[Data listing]
=-=-=-=-=

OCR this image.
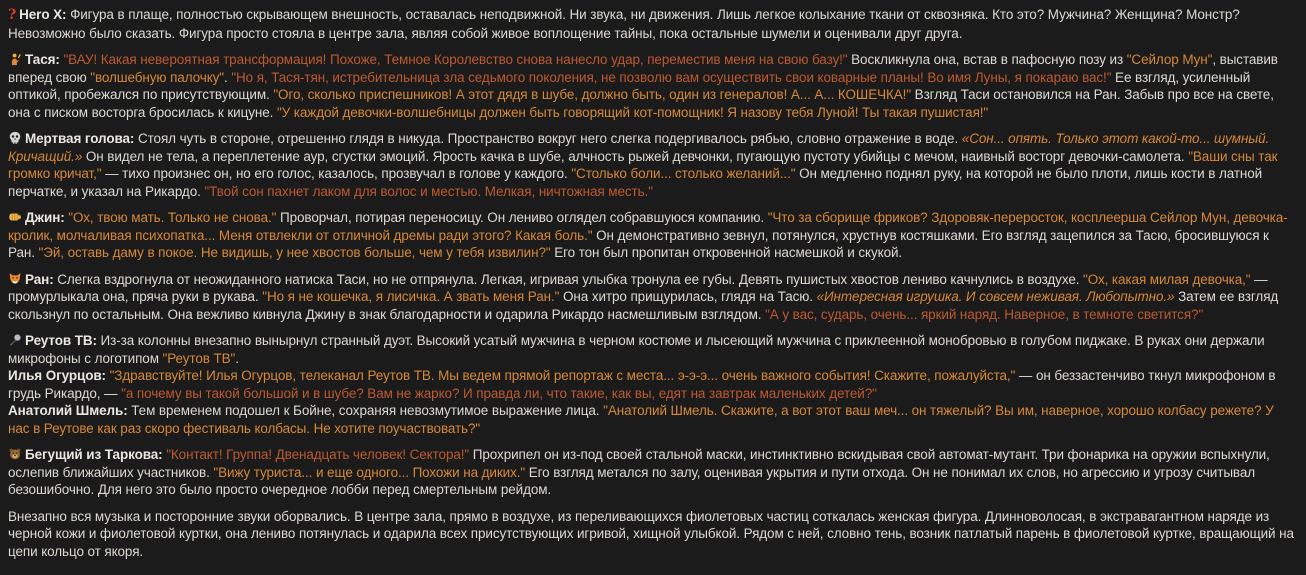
? Hero X: Фигура в плаще, полностью скрывающем внешность, оставалась неподвижной. Ни звука, ни движения. Лишь легкое колыхание ткани от сквозняка. Кто это? Мужчина? Женщина? Монстр? Невозможно было сказать. Фигура просто стояла в центре зала, являя собой живое воплощение тайны, пока остальные шумели и оценивали друг друга.
Тася: "ВАУ! Какая невероятная трансформация! Похоже, Темное Королевство снова нанесло удар, переместив меня на свою базу!" Воскликнула она, встав в пафосную позу из "Сейлор Мун", выставив вперед свою "волшебную палочку". "Но я, Тася-тян, истребительница зла седьмого поколения, не позволю вам осуществить свои коварные планы! Во имя Луны, я покараю вас!" Ее взгляд, усиленный оптикой, пробежался по присутствующим. "Ого, сколько приспешников! А этот дядя в шубе, должно быть, один из генералов! А... А... КОШЕЧКА!" Взгляд Таси остановился на Ран. Забыв про все на свете, она с писком восторга бросилась к кицуне. "У каждой девочки-волшебницы должен быть говорящий кот-помощник! Я назову тебя Луной! Ты такая пушистая!"
Мертвая голова: Стоял чуть в стороне, отрешенно глядя в никуда. Пространство вокруг него слегка подергивалось рябью, словно отражение в воде. «Сон... опять. Только этот какой-то... шумный. Кричащий.» Он видел не тела, а переплетение аур, сгустки эмоций. Ярость качка в шубе, алчность рыжей девчонки, пугающую пустоту убийцы с мечом, наивный восторг девочки-самолета. "Ваши сны так громко кричат," — тихо произнес он, но его голос, казалось, прозвучал в голове у каждого. "Столько боли... столько желаний..." Он медленно поднял руку, на которой не было плоти, лишь кости в латной перчатке, и указал на Рикардо. "Твой сон пахнет лаком для волос и местью. Мелкая, ничтожная месть."
Джин: "Ох, твою мать. Только не снова." Проворчал, потирая переносицу. Он лениво оглядел собравшуюся компанию. "Что за сборище фриков? Здоровяк-переросток, косплеерша Сейлор Мун, девочка-кролик, молчаливая психопатка... Меня отвлекли от отличной дремы ради этого? Какая боль." Он демонстративно зевнул, потянулся, хрустнув костяшками. Его взгляд зацепился за Тасю, бросившуюся к Ран. "Эй, оставь даму в покое. Не видишь, у нее хвостов больше, чем у тебя извилин?" Его тон был пропитан откровенной насмешкой и скукой.
Ран: Слегка вздрогнула от неожиданного натиска Таси, но не отпрянула. Легкая, игривая улыбка тронула ее губы. Девять пушистых хвостов лениво качнулись в воздухе. "Ох, какая милая девочка," — промурлыкала она, пряча руки в рукава. "Но я не кошечка, я лисичка. А звать меня Ран." Она хитро прищурилась, глядя на Тасю. «Интересная игрушка. И совсем неживая. Любопытно.» Затем ее взгляд скользнул по остальным. Она вежливо кивнула Джину в знак благодарности и одарила Рикардо насмешливым взглядом. "А у вас, сударь, очень... яркий наряд. Наверное, в темноте светится?"
Реутов ТВ: Из-за колонны внезапно вынырнул странный дуэт. Высокий усатый мужчина в черном костюме и лысеющий мужчина с приклеенной монобровью в голубом пиджаке. В руках они держали микрофоны с логотипом "Реутов ТВ".
Илья Огурцов: "Здравствуйте! Илья Огурцов, телеканал Реутов ТВ. Мы ведем прямой репортаж с места... э-э-э... очень важного события! Скажите, пожалуйста," — он беззастенчиво ткнул микрофоном в грудь Рикардо, — "а почему вы такой большой и в шубе? Вам не жарко? И правда ли, что такие, как вы, едят на завтрак маленьких детей?"
Анатолий Шмель: Тем временем подошел к Бойне, сохраняя невозмутимое выражение лица. "Анатолий Шмель. Скажите, а вот этот ваш меч... он тяжелый? Вы им, наверное, хорошо колбасу режете? У нас в Реутове как раз скоро фестиваль колбасы. Не хотите поучаствовать?"
Бегущий из Таркова: "Контакт! Группа! Двенадцать человек! Сектора!" Прохрипел он из-под своей стальной маски, инстинктивно вскидывая свой автомат-мутант. Три фонарика на оружии вспыхнули, ослепив ближайших участников. "Вижу туриста... и еще одного... Похожи на диких." Его взгляд метался по залу, оценивая укрытия и пути отхода. Он не понимал их слов, но агрессию и угрозу считывал безошибочно. Для него это было просто очередное лобби перед смертельным рейдом.
Внезапно вся музыка и посторонние звуки оборвались. В центре зала, прямо в воздухе, из переливающихся фиолетовых частиц соткалась женская фигура. Длинноволосая, в экстравагантном наряде из черной кожи и фиолетовой куртки, она лениво потянулась и одарила всех присутствующих игривой, хищной улыбкой. Рядом с ней, словно тень, возник патлатый парень в фиолетовой куртке, вращающий на цепи кольцо от якоря.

=-=-=-=-=

_PROBLEM STATEMENT_
Lines that hold "Скажите" are the ones to copy; find all of them.

_REPLY_
Илья Огурцов: "Здравствуйте! Илья Огурцов, телеканал Реутов ТВ. Мы ведем прямой репортаж с места... э-э-э... очень важного события! Скажите, пожалуйста," — он беззастенчиво ткнул микрофоном в грудь Рикардо, — "а почему вы такой большой и в шубе? Вам не жарко? И правда ли, что такие, как вы, едят на завтрак маленьких детей?"
Анатолий Шмель: Тем временем подошел к Бойне, сохраняя невозмутимое выражение лица. "Анатолий Шмель. Скажите, а вот этот ваш меч... он тяжелый? Вы им, наверное, хорошо колбасу режете? У нас в Реутове как раз скоро фестиваль колбасы. Не хотите поучаствовать?"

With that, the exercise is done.